(Reading text):
━━━━━━━━━━━━━━━━

“Tujhe gaana hi gana hai to ghazal kyon nahin gaaata, tere mamu ko bohot pasand hai..”, says the innocuous mami of Murad in Gullyboy the latest sensation by Zoya Akhtar.
So I am not a movie critic and neither am I qualified to comment on the stalwarts of the film industry but I do enjoy the cinema a lot. Besides entertainment, I love it because it is a reflection of our society and gives me the freedom to experience numerous lives that I would not be able to live in just this one lifetime.
So with that angle and of course because Ranveer Singh had made so much noise about ‘apna time aayega’ I had to go watch Gully boy. Yes, it is a great movie about a small-time college student, Murad, who loves to rap and how he silently overcomes the many hardships of his life.
However, there was a particular scene that got me, the MasterNi thinking. Murad is being properly rebuked by his Mamu for being on stage and singing rap and thereby bringing a bad name to the family! To cool down the situation the mami intervenes with dinner and stealthily suggests to Murad – if you must sing, why don’t you sing ghazals, your mamu will like it better.
Now, most people would have missed this simple line but to me, it became a sore that robbed me of my sleep because it showed the deep stigmas we hold towards all things new.
I am not debating whether ghazals are better or worse than rap or hip-hop. But it hurts me when we as adults impose our choices and revel in it when our children comply but go berserk if they dare to think differently.
Why should Murad sing ghazals? To please the mamu? Or the society or so that the father who has a new bride as young a Murad can feel better?
What is it with our love for known and sheer derision for all concepts foreign except foreign goods. Educated parents believe that they support their children in their choices. But I have seen so many of them covertly brainwashing their children into believing that the adult’s worldview is better.
Such covert operations are even more dangerous because they rob the child of any original thinking. In cases like Murad’s at least Murad was left alone until he found his love for rap and made a video that reached an audience. In a relatively well-off educated family, this love for rapping would have been discovered well before and the parents would have very delicately weaned the child off music to engineering because that would ensure a better future. No, it is not better to be born to uncaring parents but it is better to be able to make our own choices.
And as schools too, we need to shed our cloaks of righteousness and go where our students are. If they are rapping and you are singing shlokas or reading a kalima there are millennia of difference amongst you and trust me the students won’t listen to your preaching.
They will listen to it if you change the tone and open your ears. If you listen to their rap songs, they too will listen to your prayers. Its a partnership with today’s generation. Gone are the days of police-like discipline and obedience. It does not work. The sooner we realize it, the better it is.
So, have you experienced this imposition or lack of choice? Have you been Murad or the mami? Have you as a school experienced synergy or issues of discipline with your students? If you have please do share your views with us!

━━━━━━━━━━━━━━━━

Stored records
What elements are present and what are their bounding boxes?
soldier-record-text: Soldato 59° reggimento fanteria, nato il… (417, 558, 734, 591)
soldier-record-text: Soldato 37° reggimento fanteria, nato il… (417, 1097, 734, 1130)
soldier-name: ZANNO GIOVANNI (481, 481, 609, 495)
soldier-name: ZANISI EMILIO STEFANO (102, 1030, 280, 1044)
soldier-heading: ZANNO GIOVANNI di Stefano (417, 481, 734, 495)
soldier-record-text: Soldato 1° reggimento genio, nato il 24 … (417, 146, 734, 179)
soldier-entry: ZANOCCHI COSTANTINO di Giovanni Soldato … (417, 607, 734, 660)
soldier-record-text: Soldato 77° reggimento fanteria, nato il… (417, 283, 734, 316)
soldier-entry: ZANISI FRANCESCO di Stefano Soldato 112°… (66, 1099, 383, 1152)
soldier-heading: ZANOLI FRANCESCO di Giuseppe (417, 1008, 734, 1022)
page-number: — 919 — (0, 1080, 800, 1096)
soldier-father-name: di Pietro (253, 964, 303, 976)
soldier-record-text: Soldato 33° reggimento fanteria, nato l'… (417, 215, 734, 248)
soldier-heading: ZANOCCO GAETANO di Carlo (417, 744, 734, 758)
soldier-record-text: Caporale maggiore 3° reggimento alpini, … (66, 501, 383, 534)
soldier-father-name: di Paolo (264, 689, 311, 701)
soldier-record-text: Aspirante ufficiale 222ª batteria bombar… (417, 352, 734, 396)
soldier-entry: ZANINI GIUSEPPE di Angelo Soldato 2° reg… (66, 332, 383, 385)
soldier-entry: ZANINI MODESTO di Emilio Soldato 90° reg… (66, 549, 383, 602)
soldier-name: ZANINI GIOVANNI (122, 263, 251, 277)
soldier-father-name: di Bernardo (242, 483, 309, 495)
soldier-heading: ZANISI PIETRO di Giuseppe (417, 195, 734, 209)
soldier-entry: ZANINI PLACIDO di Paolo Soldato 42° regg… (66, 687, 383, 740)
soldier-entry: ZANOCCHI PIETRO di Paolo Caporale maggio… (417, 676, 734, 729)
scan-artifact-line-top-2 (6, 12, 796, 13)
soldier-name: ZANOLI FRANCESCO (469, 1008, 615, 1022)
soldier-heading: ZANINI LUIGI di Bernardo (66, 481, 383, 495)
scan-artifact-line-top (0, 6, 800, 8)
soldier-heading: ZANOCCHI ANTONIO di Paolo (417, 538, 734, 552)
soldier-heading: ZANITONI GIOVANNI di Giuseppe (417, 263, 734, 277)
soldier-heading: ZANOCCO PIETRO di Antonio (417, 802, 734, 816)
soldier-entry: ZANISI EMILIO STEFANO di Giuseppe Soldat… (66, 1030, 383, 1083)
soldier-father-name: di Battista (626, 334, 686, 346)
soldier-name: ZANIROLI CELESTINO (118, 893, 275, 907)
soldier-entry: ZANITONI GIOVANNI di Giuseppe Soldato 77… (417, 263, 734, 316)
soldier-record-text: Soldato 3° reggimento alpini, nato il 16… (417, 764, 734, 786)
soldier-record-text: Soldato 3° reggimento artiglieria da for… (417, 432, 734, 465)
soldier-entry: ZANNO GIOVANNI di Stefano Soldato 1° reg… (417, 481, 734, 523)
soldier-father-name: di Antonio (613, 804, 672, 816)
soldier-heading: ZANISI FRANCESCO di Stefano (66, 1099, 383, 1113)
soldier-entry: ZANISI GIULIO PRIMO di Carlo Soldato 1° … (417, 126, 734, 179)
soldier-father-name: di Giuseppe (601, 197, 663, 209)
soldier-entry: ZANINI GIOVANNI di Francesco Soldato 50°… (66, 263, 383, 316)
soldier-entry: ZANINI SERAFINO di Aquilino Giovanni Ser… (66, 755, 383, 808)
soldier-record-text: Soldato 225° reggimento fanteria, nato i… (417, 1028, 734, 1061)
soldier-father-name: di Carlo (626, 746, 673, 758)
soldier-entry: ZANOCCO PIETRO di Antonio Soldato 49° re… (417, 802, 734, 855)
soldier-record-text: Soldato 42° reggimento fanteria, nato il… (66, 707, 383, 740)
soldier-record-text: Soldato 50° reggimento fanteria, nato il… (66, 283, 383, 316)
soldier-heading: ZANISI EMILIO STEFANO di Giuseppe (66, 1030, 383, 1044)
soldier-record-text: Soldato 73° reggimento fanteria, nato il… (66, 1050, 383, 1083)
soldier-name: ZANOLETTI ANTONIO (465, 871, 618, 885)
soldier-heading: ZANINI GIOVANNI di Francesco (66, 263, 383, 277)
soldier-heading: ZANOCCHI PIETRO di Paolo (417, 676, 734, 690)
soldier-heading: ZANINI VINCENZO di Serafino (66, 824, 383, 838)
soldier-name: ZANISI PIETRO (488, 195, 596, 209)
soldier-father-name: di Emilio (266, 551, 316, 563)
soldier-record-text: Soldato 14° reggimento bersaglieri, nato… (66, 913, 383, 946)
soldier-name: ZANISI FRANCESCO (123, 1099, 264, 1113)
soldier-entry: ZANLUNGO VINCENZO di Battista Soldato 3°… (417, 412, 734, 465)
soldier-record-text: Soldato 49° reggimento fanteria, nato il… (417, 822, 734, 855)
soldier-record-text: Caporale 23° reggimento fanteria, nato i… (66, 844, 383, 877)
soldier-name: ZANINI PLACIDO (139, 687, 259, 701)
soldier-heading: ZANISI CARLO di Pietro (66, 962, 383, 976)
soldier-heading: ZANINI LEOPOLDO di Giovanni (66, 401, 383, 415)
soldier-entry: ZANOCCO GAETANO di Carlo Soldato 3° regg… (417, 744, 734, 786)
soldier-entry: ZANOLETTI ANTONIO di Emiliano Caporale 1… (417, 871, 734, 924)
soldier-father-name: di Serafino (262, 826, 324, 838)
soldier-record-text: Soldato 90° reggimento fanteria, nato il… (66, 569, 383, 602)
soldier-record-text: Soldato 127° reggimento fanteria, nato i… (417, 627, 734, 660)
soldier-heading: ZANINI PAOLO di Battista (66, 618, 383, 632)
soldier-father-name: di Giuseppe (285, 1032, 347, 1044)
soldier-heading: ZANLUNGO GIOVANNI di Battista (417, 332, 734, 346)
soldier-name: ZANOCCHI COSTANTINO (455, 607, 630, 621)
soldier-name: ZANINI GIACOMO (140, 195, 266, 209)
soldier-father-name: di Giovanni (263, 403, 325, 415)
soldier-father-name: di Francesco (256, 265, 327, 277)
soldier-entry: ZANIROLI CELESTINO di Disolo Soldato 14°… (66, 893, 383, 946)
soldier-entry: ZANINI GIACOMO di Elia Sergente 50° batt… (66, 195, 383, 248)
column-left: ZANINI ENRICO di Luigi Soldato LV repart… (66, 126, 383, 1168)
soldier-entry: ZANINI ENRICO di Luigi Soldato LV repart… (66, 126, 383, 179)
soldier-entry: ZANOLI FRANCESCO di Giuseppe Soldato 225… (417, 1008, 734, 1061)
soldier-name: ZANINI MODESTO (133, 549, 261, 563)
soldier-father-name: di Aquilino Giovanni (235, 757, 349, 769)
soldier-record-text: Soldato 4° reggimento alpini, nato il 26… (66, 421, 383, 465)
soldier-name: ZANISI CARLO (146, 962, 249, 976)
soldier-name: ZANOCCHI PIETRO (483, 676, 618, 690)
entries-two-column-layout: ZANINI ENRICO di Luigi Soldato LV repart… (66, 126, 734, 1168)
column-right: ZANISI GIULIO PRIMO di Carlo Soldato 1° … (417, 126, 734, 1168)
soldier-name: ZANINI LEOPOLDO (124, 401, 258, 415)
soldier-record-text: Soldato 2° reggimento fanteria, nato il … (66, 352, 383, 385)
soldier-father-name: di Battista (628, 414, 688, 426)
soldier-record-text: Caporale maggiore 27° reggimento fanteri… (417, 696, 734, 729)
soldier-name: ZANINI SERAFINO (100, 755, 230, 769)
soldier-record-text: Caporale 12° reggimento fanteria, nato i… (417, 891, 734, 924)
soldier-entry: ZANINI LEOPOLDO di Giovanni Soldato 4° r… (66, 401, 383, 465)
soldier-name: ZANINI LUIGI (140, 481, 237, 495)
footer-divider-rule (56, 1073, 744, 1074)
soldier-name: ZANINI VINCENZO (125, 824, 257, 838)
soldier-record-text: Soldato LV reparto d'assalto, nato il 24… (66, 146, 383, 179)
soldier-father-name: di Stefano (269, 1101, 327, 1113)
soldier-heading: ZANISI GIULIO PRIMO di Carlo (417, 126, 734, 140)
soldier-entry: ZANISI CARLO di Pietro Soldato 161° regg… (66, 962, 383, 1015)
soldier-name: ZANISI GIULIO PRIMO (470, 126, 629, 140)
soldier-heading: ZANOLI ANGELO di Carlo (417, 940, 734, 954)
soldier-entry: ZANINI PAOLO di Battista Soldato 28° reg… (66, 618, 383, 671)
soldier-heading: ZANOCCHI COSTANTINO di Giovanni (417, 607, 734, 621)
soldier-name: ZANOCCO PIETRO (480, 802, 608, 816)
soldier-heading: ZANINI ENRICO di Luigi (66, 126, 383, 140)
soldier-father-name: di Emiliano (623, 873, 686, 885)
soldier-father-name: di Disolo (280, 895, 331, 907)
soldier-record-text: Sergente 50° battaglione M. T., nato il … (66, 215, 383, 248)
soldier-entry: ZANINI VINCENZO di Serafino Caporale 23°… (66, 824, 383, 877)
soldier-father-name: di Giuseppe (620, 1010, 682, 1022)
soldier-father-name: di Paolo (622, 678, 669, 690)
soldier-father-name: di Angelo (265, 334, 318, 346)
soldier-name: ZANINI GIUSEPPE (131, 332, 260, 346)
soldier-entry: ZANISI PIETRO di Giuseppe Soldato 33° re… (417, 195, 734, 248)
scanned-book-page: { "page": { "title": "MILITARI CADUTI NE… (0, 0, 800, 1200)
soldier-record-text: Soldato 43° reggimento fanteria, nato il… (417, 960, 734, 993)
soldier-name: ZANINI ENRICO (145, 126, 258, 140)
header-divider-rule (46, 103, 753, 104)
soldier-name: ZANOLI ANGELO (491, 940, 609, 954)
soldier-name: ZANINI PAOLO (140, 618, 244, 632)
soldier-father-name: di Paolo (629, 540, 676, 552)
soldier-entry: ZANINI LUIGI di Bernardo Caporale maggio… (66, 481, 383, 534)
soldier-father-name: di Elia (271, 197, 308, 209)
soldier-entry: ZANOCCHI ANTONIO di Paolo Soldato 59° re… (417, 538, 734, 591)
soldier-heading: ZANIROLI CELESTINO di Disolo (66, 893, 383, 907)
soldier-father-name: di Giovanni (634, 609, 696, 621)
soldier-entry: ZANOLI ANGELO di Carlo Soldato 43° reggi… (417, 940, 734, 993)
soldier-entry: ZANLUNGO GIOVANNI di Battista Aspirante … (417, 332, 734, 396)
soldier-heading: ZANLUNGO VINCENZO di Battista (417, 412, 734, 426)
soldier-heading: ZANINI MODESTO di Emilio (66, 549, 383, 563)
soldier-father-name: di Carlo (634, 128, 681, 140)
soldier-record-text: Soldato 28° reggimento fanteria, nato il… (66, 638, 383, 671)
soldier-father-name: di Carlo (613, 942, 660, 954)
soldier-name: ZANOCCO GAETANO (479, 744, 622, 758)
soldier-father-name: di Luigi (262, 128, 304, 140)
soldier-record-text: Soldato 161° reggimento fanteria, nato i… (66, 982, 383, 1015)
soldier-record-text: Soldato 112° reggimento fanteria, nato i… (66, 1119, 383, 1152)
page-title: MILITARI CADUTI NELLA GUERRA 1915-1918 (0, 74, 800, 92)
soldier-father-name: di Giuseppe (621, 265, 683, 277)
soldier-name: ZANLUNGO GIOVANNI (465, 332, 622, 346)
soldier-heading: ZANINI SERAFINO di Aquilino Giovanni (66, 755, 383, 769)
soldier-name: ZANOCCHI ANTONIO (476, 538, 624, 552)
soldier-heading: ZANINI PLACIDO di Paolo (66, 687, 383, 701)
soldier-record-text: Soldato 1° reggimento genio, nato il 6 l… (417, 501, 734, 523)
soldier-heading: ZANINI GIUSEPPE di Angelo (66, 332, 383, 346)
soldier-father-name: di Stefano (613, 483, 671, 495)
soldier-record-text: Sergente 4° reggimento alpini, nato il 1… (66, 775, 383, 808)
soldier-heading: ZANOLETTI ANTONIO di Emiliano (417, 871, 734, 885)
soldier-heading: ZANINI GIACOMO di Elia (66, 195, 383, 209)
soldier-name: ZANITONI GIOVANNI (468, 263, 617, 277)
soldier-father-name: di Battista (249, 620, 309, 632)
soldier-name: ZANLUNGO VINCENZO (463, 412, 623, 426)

━━━━━━━━━━━━━━━━

(What the exercise asks): In the essay on Gully Boy, take the part that opens with the words containing "So with that" and closes with "of his life.", and write it out again, swapping "college student" for "university student". None of the stored records are needed here.

(Answer to the problem):
So with that angle and of course because Ranveer Singh had made so much noise about ‘apna time aayega’ I had to go watch Gully boy. Yes, it is a great movie about a small-time university student, Murad, who loves to rap and how he silently overcomes the many hardships of his life.